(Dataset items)
☆ ☆ ☆ ☆

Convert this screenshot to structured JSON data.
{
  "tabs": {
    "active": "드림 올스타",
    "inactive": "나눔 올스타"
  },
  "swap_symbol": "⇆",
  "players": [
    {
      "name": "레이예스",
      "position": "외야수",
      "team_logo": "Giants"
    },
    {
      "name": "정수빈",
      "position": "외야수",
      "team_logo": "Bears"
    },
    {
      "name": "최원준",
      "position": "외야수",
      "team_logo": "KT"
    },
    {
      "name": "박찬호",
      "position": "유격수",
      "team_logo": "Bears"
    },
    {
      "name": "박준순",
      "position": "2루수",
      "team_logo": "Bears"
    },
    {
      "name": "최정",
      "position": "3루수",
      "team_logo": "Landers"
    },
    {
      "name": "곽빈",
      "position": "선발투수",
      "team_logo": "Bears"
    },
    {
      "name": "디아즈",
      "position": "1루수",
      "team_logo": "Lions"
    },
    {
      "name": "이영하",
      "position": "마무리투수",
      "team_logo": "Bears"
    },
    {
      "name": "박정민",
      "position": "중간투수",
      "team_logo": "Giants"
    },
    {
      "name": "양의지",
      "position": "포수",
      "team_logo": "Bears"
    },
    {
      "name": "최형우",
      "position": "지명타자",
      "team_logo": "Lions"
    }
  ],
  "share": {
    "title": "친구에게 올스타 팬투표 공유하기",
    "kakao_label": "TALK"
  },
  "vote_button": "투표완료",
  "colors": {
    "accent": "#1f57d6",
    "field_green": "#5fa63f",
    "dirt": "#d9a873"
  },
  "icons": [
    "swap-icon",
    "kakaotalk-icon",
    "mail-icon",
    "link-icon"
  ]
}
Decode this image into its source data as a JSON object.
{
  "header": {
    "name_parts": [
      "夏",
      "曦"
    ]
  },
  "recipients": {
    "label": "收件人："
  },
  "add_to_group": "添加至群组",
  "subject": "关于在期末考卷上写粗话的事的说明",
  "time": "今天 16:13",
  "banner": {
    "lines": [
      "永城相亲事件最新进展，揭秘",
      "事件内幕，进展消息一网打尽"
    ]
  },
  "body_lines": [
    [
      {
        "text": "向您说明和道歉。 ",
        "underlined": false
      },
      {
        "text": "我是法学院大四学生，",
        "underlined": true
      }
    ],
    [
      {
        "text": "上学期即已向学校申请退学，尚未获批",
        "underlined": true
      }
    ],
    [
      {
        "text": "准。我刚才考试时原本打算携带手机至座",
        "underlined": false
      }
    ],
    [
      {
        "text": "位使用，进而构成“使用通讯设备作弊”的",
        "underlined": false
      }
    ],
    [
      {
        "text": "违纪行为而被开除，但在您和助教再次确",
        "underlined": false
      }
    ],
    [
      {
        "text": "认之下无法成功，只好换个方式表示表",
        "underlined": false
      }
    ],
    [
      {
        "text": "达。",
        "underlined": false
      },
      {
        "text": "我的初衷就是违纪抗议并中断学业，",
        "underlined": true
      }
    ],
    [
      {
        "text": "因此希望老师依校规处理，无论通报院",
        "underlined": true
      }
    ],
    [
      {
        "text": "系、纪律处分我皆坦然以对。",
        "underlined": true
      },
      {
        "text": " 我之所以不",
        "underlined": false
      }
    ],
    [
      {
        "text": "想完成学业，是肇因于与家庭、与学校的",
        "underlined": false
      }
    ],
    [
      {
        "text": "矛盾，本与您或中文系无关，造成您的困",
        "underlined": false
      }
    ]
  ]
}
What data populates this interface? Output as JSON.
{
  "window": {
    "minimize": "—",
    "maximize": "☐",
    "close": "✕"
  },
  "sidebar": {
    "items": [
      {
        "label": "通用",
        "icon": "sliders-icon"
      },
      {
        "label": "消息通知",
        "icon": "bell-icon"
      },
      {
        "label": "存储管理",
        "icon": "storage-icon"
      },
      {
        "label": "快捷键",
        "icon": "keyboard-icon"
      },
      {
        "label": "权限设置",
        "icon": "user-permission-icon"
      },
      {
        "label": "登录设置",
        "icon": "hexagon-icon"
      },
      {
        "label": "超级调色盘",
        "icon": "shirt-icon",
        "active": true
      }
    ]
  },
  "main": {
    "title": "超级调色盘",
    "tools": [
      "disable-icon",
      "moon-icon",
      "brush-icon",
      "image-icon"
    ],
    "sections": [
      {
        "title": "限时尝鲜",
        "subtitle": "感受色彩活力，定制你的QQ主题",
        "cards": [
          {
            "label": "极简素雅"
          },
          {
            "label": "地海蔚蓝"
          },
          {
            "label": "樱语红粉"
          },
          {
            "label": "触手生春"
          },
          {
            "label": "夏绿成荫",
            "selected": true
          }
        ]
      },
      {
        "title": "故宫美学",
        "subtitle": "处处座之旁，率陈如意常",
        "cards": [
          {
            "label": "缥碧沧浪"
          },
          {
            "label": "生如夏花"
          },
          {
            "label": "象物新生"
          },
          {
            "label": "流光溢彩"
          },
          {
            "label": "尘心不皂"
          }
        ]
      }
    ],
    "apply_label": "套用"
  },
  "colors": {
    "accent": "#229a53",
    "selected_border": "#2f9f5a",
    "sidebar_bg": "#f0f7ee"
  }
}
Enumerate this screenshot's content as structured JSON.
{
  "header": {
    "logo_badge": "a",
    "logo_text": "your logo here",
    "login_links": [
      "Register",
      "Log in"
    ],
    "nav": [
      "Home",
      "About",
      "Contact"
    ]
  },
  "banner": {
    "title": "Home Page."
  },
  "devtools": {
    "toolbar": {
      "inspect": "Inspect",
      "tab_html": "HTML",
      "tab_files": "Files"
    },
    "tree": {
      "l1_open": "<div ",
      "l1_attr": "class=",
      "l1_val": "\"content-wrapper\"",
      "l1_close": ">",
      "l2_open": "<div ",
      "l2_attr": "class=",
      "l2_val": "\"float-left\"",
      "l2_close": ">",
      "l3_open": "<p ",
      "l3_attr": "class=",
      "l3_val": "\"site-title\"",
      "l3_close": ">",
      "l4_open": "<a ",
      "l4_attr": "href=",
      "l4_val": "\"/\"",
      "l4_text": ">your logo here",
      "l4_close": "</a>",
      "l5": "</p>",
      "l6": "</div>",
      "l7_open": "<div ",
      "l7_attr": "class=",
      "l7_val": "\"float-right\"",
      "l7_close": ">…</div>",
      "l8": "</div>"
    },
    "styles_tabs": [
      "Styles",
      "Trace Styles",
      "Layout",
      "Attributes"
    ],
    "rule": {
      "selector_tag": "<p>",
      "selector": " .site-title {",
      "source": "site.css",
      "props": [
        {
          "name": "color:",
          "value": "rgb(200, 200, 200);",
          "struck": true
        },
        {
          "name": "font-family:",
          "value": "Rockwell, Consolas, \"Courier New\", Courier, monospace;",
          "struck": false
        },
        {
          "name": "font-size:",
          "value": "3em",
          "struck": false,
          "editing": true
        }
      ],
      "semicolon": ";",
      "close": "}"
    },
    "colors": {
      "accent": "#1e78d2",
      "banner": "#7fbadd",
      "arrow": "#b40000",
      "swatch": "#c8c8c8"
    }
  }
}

☆ ☆ ☆ ☆

▶ _Goal of the exercise_
Check each line of the entries above for the word "content". List the ones that have it.

▶ _Reply_
Enumerate this screenshot's content as structured JSON.
      "l1_val": "\"content-wrapper\"",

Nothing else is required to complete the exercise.